**LISTING**
⟨
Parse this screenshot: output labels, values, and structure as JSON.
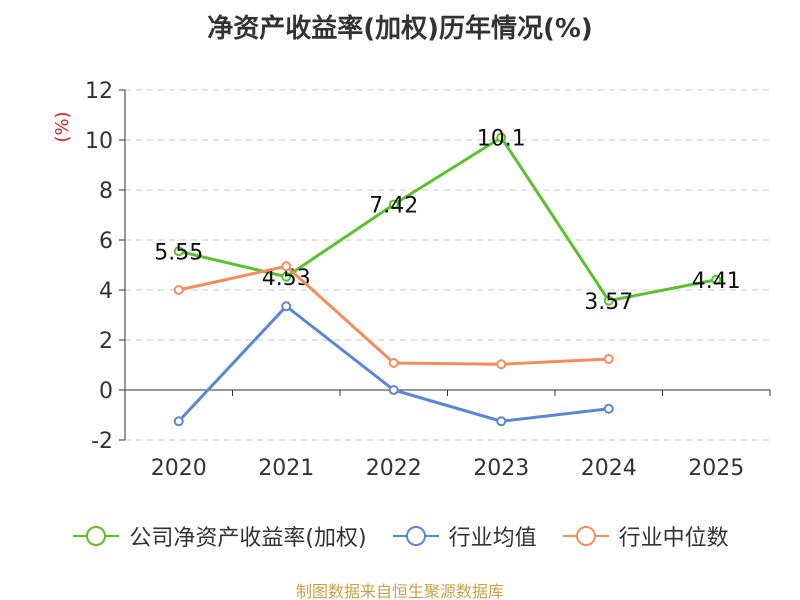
{
  "chart_data": {
    "type": "line",
    "title": "净资产收益率(加权)历年情况(%)",
    "ylabel": "(%)",
    "xlabel": "",
    "categories": [
      "2020",
      "2021",
      "2022",
      "2023",
      "2024",
      "2025"
    ],
    "ylim": [
      -2,
      12
    ],
    "yticks": [
      -2,
      0,
      2,
      4,
      6,
      8,
      10,
      12
    ],
    "grid": true,
    "legend_position": "bottom",
    "series": [
      {
        "name": "公司净资产收益率(加权)",
        "color": "#5cc12c",
        "values": [
          5.55,
          4.53,
          7.42,
          10.1,
          3.57,
          4.41
        ],
        "labels": [
          "5.55",
          "4.53",
          "7.42",
          "10.1",
          "3.57",
          "4.41"
        ],
        "show_labels": true
      },
      {
        "name": "行业均值",
        "color": "#5b86d6",
        "values": [
          -1.25,
          3.35,
          0.0,
          -1.25,
          -0.75,
          null
        ],
        "show_labels": false
      },
      {
        "name": "行业中位数",
        "color": "#f58c5c",
        "values": [
          4.0,
          4.95,
          1.08,
          1.03,
          1.24,
          null
        ],
        "show_labels": false
      }
    ]
  },
  "source": "制图数据来自恒生聚源数据库"
}
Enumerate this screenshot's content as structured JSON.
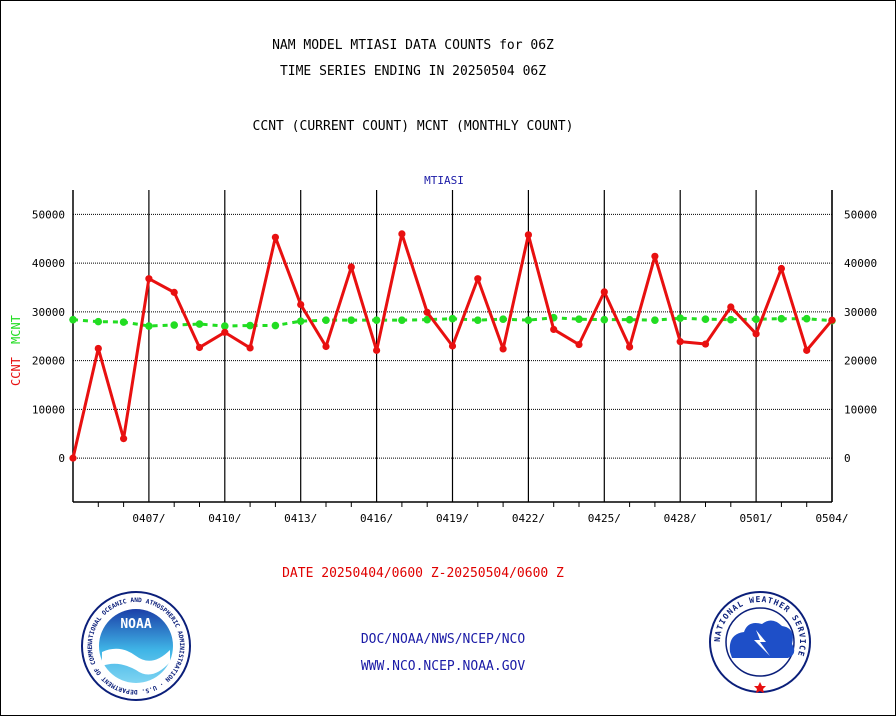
{
  "header": {
    "title_line1": "NAM MODEL MTIASI DATA COUNTS for 06Z",
    "title_line2": "TIME SERIES ENDING IN 20250504 06Z",
    "legend_line": "CCNT (CURRENT COUNT) MCNT (MONTHLY COUNT)"
  },
  "footer": {
    "date_range": "DATE 20250404/0600 Z-20250504/0600 Z",
    "org_line": "DOC/NOAA/NWS/NCEP/NCO",
    "url_line": "WWW.NCO.NCEP.NOAA.GOV",
    "noaa_logo_text": "NOAA",
    "noaa_ring_text": "NATIONAL OCEANIC AND ATMOSPHERIC ADMINISTRATION · U.S. DEPARTMENT OF COMMERCE",
    "nws_ring_text": "NATIONAL WEATHER SERVICE"
  },
  "colors": {
    "ccnt": "#e81010",
    "mcnt": "#22dd22",
    "panel_title": "#1a1aa6",
    "text": "#000000"
  },
  "chart_data": {
    "type": "line",
    "title": "MTIASI",
    "ylabel_ccnt": "CCNT",
    "ylabel_mcnt": "MCNT",
    "ylim": [
      -9000,
      55000
    ],
    "y_ticks": [
      0,
      10000,
      20000,
      30000,
      40000,
      50000
    ],
    "x_start_day": 0,
    "x_end_day": 30,
    "x_tick_labels": [
      "0407/",
      "0410/",
      "0413/",
      "0416/",
      "0419/",
      "0422/",
      "0425/",
      "0428/",
      "0501/",
      "0504/"
    ],
    "x_tick_days": [
      3,
      6,
      9,
      12,
      15,
      18,
      21,
      24,
      27,
      30
    ],
    "grid": true,
    "series": [
      {
        "name": "CCNT",
        "x": [
          0,
          1,
          2,
          3,
          4,
          5,
          6,
          7,
          8,
          9,
          10,
          11,
          12,
          13,
          14,
          15,
          16,
          17,
          18,
          19,
          20,
          21,
          22,
          23,
          24,
          25,
          26,
          27,
          28,
          29,
          30
        ],
        "values": [
          0,
          22500,
          4000,
          36800,
          34000,
          22700,
          25800,
          22600,
          45300,
          31500,
          22900,
          39200,
          22100,
          46000,
          29900,
          23000,
          36800,
          22400,
          45800,
          26400,
          23300,
          34100,
          22800,
          41400,
          23900,
          23400,
          31000,
          25500,
          38900,
          22100,
          28300
        ]
      },
      {
        "name": "MCNT",
        "x": [
          0,
          1,
          2,
          3,
          4,
          5,
          6,
          7,
          8,
          9,
          10,
          11,
          12,
          13,
          14,
          15,
          16,
          17,
          18,
          19,
          20,
          21,
          22,
          23,
          24,
          25,
          26,
          27,
          28,
          29,
          30
        ],
        "values": [
          28400,
          28000,
          27900,
          27100,
          27300,
          27500,
          27100,
          27200,
          27200,
          28100,
          28300,
          28300,
          28300,
          28300,
          28400,
          28600,
          28300,
          28500,
          28300,
          28800,
          28500,
          28400,
          28400,
          28300,
          28700,
          28500,
          28400,
          28500,
          28600,
          28600,
          28200
        ]
      }
    ]
  }
}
⟩
**PROMPT**
Look through the data and show every line containing "this".

**FULL SOLUTION**
Parse this screenshot: output labels, values, and structure as JSON.
Enumerate this screenshot's content as structured JSON.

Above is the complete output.